### WRITTEN REQUEST
For the records below, say how many lines contain the string "Scripts". Give the number only.

————————

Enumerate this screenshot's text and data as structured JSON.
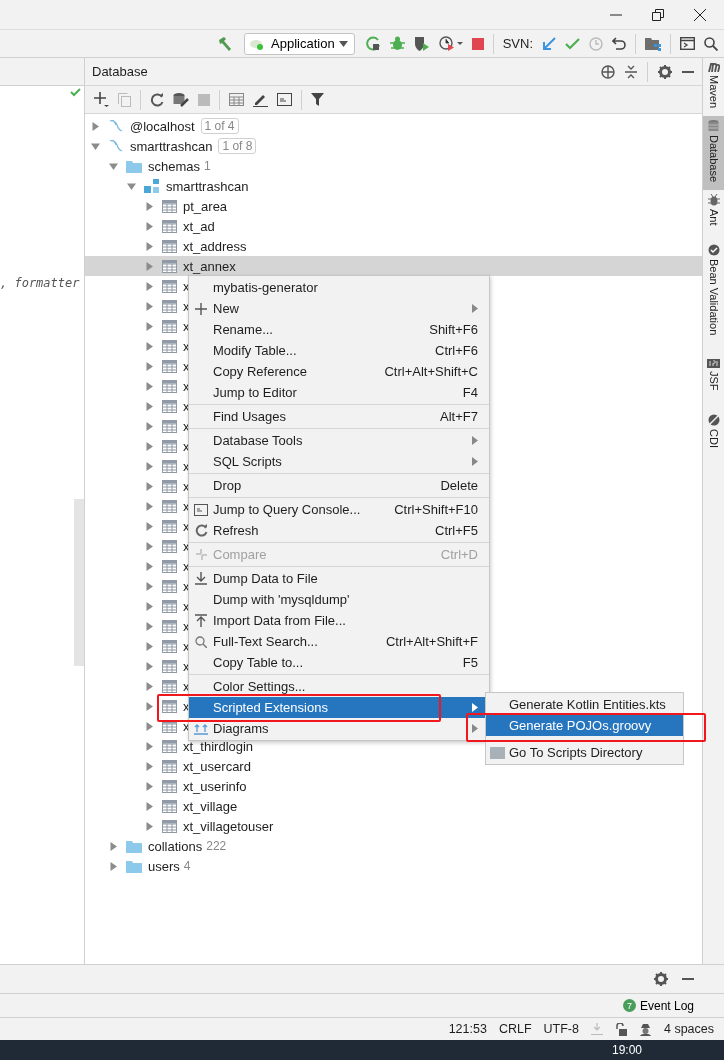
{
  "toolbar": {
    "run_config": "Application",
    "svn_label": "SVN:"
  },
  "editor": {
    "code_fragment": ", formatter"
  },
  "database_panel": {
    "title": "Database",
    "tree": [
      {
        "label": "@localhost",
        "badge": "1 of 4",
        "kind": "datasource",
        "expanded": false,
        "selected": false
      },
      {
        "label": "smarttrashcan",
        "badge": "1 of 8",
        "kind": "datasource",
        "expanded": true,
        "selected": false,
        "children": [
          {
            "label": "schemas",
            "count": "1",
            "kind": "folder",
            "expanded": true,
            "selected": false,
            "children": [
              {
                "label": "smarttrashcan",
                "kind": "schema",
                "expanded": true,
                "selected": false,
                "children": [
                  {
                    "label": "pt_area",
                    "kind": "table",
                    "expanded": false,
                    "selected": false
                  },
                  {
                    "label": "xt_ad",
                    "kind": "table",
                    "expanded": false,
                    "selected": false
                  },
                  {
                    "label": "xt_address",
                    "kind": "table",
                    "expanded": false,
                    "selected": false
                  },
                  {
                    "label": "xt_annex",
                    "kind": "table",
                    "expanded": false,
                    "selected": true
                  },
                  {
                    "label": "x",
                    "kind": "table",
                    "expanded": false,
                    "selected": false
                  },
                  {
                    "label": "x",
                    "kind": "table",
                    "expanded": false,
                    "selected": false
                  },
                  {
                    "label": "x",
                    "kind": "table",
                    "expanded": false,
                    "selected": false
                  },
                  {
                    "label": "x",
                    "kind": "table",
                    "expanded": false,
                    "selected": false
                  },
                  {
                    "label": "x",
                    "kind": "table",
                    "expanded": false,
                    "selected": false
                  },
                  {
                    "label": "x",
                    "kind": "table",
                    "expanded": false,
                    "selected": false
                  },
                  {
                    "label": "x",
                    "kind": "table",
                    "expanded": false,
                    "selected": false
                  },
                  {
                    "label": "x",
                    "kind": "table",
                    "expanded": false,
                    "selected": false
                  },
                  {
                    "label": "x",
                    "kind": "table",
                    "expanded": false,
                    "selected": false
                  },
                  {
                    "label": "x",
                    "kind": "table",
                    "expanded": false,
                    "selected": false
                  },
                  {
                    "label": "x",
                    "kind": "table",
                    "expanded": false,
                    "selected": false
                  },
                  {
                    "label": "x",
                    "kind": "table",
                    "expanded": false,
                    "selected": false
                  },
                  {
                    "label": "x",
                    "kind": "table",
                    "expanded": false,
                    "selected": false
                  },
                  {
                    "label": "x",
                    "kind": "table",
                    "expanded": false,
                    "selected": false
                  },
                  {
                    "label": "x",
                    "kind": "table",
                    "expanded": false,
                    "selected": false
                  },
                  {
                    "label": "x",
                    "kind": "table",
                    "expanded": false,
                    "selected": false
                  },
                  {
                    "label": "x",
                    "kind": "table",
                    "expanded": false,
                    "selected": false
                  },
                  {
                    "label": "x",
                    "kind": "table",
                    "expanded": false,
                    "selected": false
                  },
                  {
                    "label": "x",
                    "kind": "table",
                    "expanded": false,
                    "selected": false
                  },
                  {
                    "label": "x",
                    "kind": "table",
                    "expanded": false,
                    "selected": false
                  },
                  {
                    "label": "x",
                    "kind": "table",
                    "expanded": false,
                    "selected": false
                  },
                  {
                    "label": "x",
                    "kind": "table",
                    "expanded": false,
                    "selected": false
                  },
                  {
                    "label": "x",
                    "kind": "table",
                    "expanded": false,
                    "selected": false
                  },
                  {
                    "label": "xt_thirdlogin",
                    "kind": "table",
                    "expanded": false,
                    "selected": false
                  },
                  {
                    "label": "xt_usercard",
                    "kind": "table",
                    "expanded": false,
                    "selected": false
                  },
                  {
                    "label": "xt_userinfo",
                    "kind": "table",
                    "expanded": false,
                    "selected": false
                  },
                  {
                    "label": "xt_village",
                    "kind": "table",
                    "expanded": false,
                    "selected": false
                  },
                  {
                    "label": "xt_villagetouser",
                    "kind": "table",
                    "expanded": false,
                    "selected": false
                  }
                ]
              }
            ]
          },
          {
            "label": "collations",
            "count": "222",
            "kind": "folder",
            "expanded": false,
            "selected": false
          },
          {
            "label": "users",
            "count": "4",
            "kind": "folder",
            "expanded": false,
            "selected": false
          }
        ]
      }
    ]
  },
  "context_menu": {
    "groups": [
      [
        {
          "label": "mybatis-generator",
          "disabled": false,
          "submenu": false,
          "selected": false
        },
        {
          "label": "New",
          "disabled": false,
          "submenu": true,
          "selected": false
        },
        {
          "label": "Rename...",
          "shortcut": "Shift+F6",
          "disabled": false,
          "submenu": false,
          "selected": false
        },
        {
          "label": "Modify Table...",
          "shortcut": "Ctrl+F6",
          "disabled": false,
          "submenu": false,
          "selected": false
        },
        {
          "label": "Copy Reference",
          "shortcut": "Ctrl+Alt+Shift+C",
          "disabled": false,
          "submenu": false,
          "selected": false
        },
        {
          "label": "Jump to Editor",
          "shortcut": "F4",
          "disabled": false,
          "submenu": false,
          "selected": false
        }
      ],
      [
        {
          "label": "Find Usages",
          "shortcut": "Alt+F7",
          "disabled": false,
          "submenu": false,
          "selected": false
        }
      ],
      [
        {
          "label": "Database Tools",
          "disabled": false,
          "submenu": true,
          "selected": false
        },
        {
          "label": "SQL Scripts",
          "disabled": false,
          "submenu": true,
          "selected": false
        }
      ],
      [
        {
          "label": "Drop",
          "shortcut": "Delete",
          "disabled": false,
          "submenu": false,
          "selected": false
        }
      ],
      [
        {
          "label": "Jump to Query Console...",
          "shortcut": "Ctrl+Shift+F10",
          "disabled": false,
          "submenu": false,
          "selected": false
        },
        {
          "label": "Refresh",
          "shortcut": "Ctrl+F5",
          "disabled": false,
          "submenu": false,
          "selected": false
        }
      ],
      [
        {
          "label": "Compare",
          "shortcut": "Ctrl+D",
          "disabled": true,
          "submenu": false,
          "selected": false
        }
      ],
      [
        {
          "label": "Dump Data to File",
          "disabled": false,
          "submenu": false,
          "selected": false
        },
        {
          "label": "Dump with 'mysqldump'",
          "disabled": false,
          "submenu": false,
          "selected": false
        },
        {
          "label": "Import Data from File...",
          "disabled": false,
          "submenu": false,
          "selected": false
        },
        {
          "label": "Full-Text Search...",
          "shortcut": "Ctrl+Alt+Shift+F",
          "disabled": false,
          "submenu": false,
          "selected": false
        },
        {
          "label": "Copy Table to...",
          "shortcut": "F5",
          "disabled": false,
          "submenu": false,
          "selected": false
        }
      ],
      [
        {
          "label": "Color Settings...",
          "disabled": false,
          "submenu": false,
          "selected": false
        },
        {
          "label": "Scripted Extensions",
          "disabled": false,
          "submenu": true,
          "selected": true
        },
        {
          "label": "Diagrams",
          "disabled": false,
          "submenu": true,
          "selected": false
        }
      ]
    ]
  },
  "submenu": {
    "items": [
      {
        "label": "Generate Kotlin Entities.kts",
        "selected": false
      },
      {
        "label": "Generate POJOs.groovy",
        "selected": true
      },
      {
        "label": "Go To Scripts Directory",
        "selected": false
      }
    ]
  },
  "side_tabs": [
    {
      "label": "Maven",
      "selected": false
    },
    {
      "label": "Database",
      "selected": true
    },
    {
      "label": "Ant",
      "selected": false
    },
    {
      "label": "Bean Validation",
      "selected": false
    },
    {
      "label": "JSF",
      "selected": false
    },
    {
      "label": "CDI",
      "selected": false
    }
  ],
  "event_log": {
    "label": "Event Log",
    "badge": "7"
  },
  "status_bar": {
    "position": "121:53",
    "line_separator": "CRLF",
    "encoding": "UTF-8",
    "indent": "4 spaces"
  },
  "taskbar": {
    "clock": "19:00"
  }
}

————————

### FINAL RESULT
2